[Input data start]

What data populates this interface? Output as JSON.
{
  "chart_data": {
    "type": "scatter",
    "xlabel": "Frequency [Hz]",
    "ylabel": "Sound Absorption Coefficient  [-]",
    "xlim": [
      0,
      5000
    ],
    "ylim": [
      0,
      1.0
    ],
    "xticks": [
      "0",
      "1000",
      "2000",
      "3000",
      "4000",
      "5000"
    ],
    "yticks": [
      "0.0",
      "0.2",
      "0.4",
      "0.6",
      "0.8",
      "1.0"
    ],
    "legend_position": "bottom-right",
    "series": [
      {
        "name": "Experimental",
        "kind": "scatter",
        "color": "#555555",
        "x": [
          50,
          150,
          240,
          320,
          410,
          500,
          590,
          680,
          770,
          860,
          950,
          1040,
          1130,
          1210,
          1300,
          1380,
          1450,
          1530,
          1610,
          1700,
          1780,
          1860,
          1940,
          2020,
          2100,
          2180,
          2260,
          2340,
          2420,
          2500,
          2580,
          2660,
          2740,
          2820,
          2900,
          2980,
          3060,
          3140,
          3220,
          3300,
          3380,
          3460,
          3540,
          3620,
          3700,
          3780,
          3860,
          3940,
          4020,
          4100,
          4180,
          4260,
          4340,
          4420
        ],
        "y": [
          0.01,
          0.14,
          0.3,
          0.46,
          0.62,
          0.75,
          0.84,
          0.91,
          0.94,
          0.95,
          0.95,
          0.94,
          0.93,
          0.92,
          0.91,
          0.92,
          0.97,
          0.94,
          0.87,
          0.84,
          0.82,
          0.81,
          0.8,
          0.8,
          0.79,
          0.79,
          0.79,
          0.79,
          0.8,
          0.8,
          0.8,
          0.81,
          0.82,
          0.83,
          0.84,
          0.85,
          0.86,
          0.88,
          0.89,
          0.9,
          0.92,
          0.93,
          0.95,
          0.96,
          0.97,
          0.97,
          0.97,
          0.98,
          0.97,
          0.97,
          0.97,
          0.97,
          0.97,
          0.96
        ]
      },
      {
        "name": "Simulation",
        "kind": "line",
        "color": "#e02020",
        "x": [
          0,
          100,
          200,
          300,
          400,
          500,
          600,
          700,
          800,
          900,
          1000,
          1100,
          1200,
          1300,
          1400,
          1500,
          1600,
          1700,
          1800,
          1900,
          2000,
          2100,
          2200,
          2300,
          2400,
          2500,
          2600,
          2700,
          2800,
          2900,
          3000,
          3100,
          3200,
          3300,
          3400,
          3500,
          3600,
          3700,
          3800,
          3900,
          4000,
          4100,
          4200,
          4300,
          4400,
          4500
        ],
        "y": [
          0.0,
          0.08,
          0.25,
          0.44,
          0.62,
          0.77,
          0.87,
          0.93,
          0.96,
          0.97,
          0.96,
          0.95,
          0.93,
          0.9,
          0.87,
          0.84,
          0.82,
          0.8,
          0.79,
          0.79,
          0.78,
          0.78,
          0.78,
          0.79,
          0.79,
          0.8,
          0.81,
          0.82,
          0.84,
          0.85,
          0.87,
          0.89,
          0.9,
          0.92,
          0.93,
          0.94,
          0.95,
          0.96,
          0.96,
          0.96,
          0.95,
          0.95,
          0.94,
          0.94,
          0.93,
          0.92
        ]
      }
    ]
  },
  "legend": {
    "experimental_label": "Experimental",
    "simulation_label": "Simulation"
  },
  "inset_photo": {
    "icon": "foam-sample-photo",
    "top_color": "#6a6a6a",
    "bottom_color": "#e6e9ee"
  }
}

[Input data end]

Extract the full listing above without altering anything.

◆ The solution ◆
What data populates this interface? Output as JSON.
{
  "chart_data": {
    "type": "scatter",
    "xlabel": "Frequency [Hz]",
    "ylabel": "Sound Absorption Coefficient  [-]",
    "xlim": [
      0,
      5000
    ],
    "ylim": [
      0,
      1.0
    ],
    "xticks": [
      "0",
      "1000",
      "2000",
      "3000",
      "4000",
      "5000"
    ],
    "yticks": [
      "0.0",
      "0.2",
      "0.4",
      "0.6",
      "0.8",
      "1.0"
    ],
    "legend_position": "bottom-right",
    "series": [
      {
        "name": "Experimental",
        "kind": "scatter",
        "color": "#555555",
        "x": [
          50,
          150,
          240,
          320,
          410,
          500,
          590,
          680,
          770,
          860,
          950,
          1040,
          1130,
          1210,
          1300,
          1380,
          1450,
          1530,
          1610,
          1700,
          1780,
          1860,
          1940,
          2020,
          2100,
          2180,
          2260,
          2340,
          2420,
          2500,
          2580,
          2660,
          2740,
          2820,
          2900,
          2980,
          3060,
          3140,
          3220,
          3300,
          3380,
          3460,
          3540,
          3620,
          3700,
          3780,
          3860,
          3940,
          4020,
          4100,
          4180,
          4260,
          4340,
          4420
        ],
        "y": [
          0.01,
          0.14,
          0.3,
          0.46,
          0.62,
          0.75,
          0.84,
          0.91,
          0.94,
          0.95,
          0.95,
          0.94,
          0.93,
          0.92,
          0.91,
          0.92,
          0.97,
          0.94,
          0.87,
          0.84,
          0.82,
          0.81,
          0.8,
          0.8,
          0.79,
          0.79,
          0.79,
          0.79,
          0.8,
          0.8,
          0.8,
          0.81,
          0.82,
          0.83,
          0.84,
          0.85,
          0.86,
          0.88,
          0.89,
          0.9,
          0.92,
          0.93,
          0.95,
          0.96,
          0.97,
          0.97,
          0.97,
          0.98,
          0.97,
          0.97,
          0.97,
          0.97,
          0.97,
          0.96
        ]
      },
      {
        "name": "Simulation",
        "kind": "line",
        "color": "#e02020",
        "x": [
          0,
          100,
          200,
          300,
          400,
          500,
          600,
          700,
          800,
          900,
          1000,
          1100,
          1200,
          1300,
          1400,
          1500,
          1600,
          1700,
          1800,
          1900,
          2000,
          2100,
          2200,
          2300,
          2400,
          2500,
          2600,
          2700,
          2800,
          2900,
          3000,
          3100,
          3200,
          3300,
          3400,
          3500,
          3600,
          3700,
          3800,
          3900,
          4000,
          4100,
          4200,
          4300,
          4400,
          4500
        ],
        "y": [
          0.0,
          0.08,
          0.25,
          0.44,
          0.62,
          0.77,
          0.87,
          0.93,
          0.96,
          0.97,
          0.96,
          0.95,
          0.93,
          0.9,
          0.87,
          0.84,
          0.82,
          0.8,
          0.79,
          0.79,
          0.78,
          0.78,
          0.78,
          0.79,
          0.79,
          0.8,
          0.81,
          0.82,
          0.84,
          0.85,
          0.87,
          0.89,
          0.9,
          0.92,
          0.93,
          0.94,
          0.95,
          0.96,
          0.96,
          0.96,
          0.95,
          0.95,
          0.94,
          0.94,
          0.93,
          0.92
        ]
      }
    ]
  },
  "legend": {
    "experimental_label": "Experimental",
    "simulation_label": "Simulation"
  },
  "inset_photo": {
    "icon": "foam-sample-photo",
    "top_color": "#6a6a6a",
    "bottom_color": "#e6e9ee"
  }
}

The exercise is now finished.